▶ **What is needed**: Each entry below should be reproduced character for character.

Stored entries
····················
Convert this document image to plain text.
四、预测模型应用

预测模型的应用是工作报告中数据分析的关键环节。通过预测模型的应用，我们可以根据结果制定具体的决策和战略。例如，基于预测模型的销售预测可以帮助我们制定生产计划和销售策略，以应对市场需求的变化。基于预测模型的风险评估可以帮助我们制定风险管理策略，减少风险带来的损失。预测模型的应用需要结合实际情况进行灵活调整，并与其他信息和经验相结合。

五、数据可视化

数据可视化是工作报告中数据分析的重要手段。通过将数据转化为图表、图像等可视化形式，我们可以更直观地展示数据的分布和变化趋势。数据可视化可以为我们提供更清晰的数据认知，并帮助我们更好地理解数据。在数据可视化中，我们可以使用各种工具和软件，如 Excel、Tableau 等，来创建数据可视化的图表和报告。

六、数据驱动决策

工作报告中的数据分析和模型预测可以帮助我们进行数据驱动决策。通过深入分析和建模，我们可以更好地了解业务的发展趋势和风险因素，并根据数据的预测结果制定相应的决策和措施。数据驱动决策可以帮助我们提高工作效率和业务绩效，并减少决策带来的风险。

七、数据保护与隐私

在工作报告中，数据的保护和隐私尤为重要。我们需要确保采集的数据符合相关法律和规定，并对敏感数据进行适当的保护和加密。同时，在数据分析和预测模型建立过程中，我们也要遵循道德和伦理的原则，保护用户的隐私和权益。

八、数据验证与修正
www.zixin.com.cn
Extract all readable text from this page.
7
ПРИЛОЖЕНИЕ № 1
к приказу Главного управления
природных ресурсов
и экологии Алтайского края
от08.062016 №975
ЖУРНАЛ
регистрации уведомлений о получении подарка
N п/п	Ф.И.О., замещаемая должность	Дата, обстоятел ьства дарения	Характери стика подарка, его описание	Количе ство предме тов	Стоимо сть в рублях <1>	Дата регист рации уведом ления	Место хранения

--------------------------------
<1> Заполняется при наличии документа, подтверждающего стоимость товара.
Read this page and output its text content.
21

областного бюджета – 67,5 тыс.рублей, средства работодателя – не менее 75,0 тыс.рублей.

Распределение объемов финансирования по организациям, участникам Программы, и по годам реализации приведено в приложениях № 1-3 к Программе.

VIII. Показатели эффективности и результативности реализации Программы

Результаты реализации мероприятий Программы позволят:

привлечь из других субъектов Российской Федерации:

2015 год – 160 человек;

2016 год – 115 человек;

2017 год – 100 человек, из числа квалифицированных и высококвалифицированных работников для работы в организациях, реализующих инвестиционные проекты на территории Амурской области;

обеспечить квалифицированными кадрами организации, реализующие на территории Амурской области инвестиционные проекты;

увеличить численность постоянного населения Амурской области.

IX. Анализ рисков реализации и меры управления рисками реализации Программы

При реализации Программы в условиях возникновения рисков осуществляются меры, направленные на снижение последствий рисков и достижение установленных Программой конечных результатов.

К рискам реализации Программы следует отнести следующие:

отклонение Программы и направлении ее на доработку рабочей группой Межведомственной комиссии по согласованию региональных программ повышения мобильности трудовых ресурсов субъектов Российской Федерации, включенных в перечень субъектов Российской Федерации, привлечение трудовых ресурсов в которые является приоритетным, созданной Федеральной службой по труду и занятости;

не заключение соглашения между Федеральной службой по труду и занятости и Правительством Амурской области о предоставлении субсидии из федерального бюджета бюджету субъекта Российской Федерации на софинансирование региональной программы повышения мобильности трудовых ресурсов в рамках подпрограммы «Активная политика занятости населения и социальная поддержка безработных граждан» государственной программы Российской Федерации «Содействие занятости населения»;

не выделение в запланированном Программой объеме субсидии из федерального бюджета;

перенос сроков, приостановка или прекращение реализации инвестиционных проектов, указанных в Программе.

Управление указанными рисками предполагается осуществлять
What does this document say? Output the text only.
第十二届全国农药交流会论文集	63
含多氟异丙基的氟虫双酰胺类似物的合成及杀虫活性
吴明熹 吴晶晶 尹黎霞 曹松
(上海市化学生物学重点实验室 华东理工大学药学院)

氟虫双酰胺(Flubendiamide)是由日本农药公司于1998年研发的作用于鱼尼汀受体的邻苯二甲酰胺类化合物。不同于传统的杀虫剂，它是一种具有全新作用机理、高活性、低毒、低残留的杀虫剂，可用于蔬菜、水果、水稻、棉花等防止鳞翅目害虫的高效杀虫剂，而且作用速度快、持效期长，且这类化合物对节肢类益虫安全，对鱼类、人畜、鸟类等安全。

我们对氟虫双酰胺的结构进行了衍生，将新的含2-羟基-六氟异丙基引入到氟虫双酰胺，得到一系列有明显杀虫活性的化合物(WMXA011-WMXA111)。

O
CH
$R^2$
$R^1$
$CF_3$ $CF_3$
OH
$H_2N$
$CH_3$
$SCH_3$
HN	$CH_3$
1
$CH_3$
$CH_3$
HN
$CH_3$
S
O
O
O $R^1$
····················
▶ **Response below**:
Convert this document image to plain text.
四、预测模型应用

预测模型的应用是工作报告中数据分析的关键环节。通过预测模型的应用，我们可以根据结果制定具体的决策和战略。例如，基于预测模型的销售预测可以帮助我们制定生产计划和销售策略，以应对市场需求的变化。基于预测模型的风险评估可以帮助我们制定风险管理策略，减少风险带来的损失。预测模型的应用需要结合实际情况进行灵活调整，并与其他信息和经验相结合。

五、数据可视化

数据可视化是工作报告中数据分析的重要手段。通过将数据转化为图表、图像等可视化形式，我们可以更直观地展示数据的分布和变化趋势。数据可视化可以为我们提供更清晰的数据认知，并帮助我们更好地理解数据。在数据可视化中，我们可以使用各种工具和软件，如 Excel、Tableau 等，来创建数据可视化的图表和报告。

六、数据驱动决策

工作报告中的数据分析和模型预测可以帮助我们进行数据驱动决策。通过深入分析和建模，我们可以更好地了解业务的发展趋势和风险因素，并根据数据的预测结果制定相应的决策和措施。数据驱动决策可以帮助我们提高工作效率和业务绩效，并减少决策带来的风险。

七、数据保护与隐私

在工作报告中，数据的保护和隐私尤为重要。我们需要确保采集的数据符合相关法律和规定，并对敏感数据进行适当的保护和加密。同时，在数据分析和预测模型建立过程中，我们也要遵循道德和伦理的原则，保护用户的隐私和权益。

八、数据验证与修正
www.zixin.com.cn
Extract all readable text from this page.
7
ПРИЛОЖЕНИЕ № 1
к приказу Главного управления
природных ресурсов
и экологии Алтайского края
от08.062016 №975
ЖУРНАЛ
регистрации уведомлений о получении подарка
N п/п	Ф.И.О., замещаемая должность	Дата, обстоятел ьства дарения	Характери стика подарка, его описание	Количе ство предме тов	Стоимо сть в рублях <1>	Дата регист рации уведом ления	Место хранения

--------------------------------
<1> Заполняется при наличии документа, подтверждающего стоимость товара.
Read this page and output its text content.
21

областного бюджета – 67,5 тыс.рублей, средства работодателя – не менее 75,0 тыс.рублей.

Распределение объемов финансирования по организациям, участникам Программы, и по годам реализации приведено в приложениях № 1-3 к Программе.

VIII. Показатели эффективности и результативности реализации Программы

Результаты реализации мероприятий Программы позволят:

привлечь из других субъектов Российской Федерации:

2015 год – 160 человек;

2016 год – 115 человек;

2017 год – 100 человек, из числа квалифицированных и высококвалифицированных работников для работы в организациях, реализующих инвестиционные проекты на территории Амурской области;

обеспечить квалифицированными кадрами организации, реализующие на территории Амурской области инвестиционные проекты;

увеличить численность постоянного населения Амурской области.

IX. Анализ рисков реализации и меры управления рисками реализации Программы

При реализации Программы в условиях возникновения рисков осуществляются меры, направленные на снижение последствий рисков и достижение установленных Программой конечных результатов.

К рискам реализации Программы следует отнести следующие:

отклонение Программы и направлении ее на доработку рабочей группой Межведомственной комиссии по согласованию региональных программ повышения мобильности трудовых ресурсов субъектов Российской Федерации, включенных в перечень субъектов Российской Федерации, привлечение трудовых ресурсов в которые является приоритетным, созданной Федеральной службой по труду и занятости;

не заключение соглашения между Федеральной службой по труду и занятости и Правительством Амурской области о предоставлении субсидии из федерального бюджета бюджету субъекта Российской Федерации на софинансирование региональной программы повышения мобильности трудовых ресурсов в рамках подпрограммы «Активная политика занятости населения и социальная поддержка безработных граждан» государственной программы Российской Федерации «Содействие занятости населения»;

не выделение в запланированном Программой объеме субсидии из федерального бюджета;

перенос сроков, приостановка или прекращение реализации инвестиционных проектов, указанных в Программе.

Управление указанными рисками предполагается осуществлять
What does this document say? Output the text only.
第十二届全国农药交流会论文集	63
含多氟异丙基的氟虫双酰胺类似物的合成及杀虫活性
吴明熹 吴晶晶 尹黎霞 曹松
(上海市化学生物学重点实验室 华东理工大学药学院)

氟虫双酰胺(Flubendiamide)是由日本农药公司于1998年研发的作用于鱼尼汀受体的邻苯二甲酰胺类化合物。不同于传统的杀虫剂，它是一种具有全新作用机理、高活性、低毒、低残留的杀虫剂，可用于蔬菜、水果、水稻、棉花等防止鳞翅目害虫的高效杀虫剂，而且作用速度快、持效期长，且这类化合物对节肢类益虫安全，对鱼类、人畜、鸟类等安全。

我们对氟虫双酰胺的结构进行了衍生，将新的含2-羟基-六氟异丙基引入到氟虫双酰胺，得到一系列有明显杀虫活性的化合物(WMXA011-WMXA111)。

O
CH
$R^2$
$R^1$
$CF_3$ $CF_3$
OH
$H_2N$
$CH_3$
$SCH_3$
HN	$CH_3$
1
$CH_3$
$CH_3$
HN
$CH_3$
S
O
O
O $R^1$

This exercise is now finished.